Information given =

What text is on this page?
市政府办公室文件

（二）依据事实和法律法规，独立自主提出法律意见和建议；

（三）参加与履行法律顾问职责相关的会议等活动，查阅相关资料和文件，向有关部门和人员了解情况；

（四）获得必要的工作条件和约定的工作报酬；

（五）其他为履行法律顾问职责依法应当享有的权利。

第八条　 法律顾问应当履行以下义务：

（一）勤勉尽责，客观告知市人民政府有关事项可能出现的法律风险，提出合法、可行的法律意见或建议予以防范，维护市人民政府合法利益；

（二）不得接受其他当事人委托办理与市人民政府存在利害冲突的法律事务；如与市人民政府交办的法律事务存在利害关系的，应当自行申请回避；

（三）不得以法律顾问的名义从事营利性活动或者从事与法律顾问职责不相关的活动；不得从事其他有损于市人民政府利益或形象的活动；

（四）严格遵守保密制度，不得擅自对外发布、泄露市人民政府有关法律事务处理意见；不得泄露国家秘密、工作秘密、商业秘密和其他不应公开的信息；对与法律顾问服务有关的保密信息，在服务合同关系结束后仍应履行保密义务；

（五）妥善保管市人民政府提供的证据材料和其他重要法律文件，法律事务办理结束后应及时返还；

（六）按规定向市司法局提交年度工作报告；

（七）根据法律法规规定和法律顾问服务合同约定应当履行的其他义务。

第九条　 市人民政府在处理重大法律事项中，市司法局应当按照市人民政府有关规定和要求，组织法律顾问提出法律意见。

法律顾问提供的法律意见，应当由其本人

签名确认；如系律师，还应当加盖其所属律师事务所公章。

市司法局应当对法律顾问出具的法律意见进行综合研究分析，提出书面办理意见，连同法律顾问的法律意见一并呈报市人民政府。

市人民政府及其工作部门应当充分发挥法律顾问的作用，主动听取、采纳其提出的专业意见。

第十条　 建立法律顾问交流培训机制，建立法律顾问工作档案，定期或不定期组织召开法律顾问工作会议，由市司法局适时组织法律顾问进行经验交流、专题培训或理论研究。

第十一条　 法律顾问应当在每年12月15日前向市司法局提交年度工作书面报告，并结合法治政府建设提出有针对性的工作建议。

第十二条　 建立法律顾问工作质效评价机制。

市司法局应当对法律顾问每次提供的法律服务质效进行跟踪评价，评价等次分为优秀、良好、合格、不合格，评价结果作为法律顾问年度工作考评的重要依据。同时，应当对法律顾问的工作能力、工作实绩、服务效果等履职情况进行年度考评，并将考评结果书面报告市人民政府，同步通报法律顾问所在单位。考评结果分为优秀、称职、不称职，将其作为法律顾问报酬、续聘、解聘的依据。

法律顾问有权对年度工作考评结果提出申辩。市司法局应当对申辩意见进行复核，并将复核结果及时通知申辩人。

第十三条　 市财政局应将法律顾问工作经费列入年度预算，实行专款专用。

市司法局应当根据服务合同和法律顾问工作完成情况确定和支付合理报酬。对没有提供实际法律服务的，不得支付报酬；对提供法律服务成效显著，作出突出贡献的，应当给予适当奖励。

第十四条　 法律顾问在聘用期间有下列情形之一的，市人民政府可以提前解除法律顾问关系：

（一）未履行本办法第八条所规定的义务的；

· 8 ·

Exercise objective = Go through the records above and set each one down exactly, please.

Correct response =
What text is on this page?
市政府办公室文件

（二）依据事实和法律法规，独立自主提出法律意见和建议；

（三）参加与履行法律顾问职责相关的会议等活动，查阅相关资料和文件，向有关部门和人员了解情况；

（四）获得必要的工作条件和约定的工作报酬；

（五）其他为履行法律顾问职责依法应当享有的权利。

第八条　 法律顾问应当履行以下义务：

（一）勤勉尽责，客观告知市人民政府有关事项可能出现的法律风险，提出合法、可行的法律意见或建议予以防范，维护市人民政府合法利益；

（二）不得接受其他当事人委托办理与市人民政府存在利害冲突的法律事务；如与市人民政府交办的法律事务存在利害关系的，应当自行申请回避；

（三）不得以法律顾问的名义从事营利性活动或者从事与法律顾问职责不相关的活动；不得从事其他有损于市人民政府利益或形象的活动；

（四）严格遵守保密制度，不得擅自对外发布、泄露市人民政府有关法律事务处理意见；不得泄露国家秘密、工作秘密、商业秘密和其他不应公开的信息；对与法律顾问服务有关的保密信息，在服务合同关系结束后仍应履行保密义务；

（五）妥善保管市人民政府提供的证据材料和其他重要法律文件，法律事务办理结束后应及时返还；

（六）按规定向市司法局提交年度工作报告；

（七）根据法律法规规定和法律顾问服务合同约定应当履行的其他义务。

第九条　 市人民政府在处理重大法律事项中，市司法局应当按照市人民政府有关规定和要求，组织法律顾问提出法律意见。

法律顾问提供的法律意见，应当由其本人

签名确认；如系律师，还应当加盖其所属律师事务所公章。

市司法局应当对法律顾问出具的法律意见进行综合研究分析，提出书面办理意见，连同法律顾问的法律意见一并呈报市人民政府。

市人民政府及其工作部门应当充分发挥法律顾问的作用，主动听取、采纳其提出的专业意见。

第十条　 建立法律顾问交流培训机制，建立法律顾问工作档案，定期或不定期组织召开法律顾问工作会议，由市司法局适时组织法律顾问进行经验交流、专题培训或理论研究。

第十一条　 法律顾问应当在每年12月15日前向市司法局提交年度工作书面报告，并结合法治政府建设提出有针对性的工作建议。

第十二条　 建立法律顾问工作质效评价机制。

市司法局应当对法律顾问每次提供的法律服务质效进行跟踪评价，评价等次分为优秀、良好、合格、不合格，评价结果作为法律顾问年度工作考评的重要依据。同时，应当对法律顾问的工作能力、工作实绩、服务效果等履职情况进行年度考评，并将考评结果书面报告市人民政府，同步通报法律顾问所在单位。考评结果分为优秀、称职、不称职，将其作为法律顾问报酬、续聘、解聘的依据。

法律顾问有权对年度工作考评结果提出申辩。市司法局应当对申辩意见进行复核，并将复核结果及时通知申辩人。

第十三条　 市财政局应将法律顾问工作经费列入年度预算，实行专款专用。

市司法局应当根据服务合同和法律顾问工作完成情况确定和支付合理报酬。对没有提供实际法律服务的，不得支付报酬；对提供法律服务成效显著，作出突出贡献的，应当给予适当奖励。

第十四条　 法律顾问在聘用期间有下列情形之一的，市人民政府可以提前解除法律顾问关系：

（一）未履行本办法第八条所规定的义务的；

· 8 ·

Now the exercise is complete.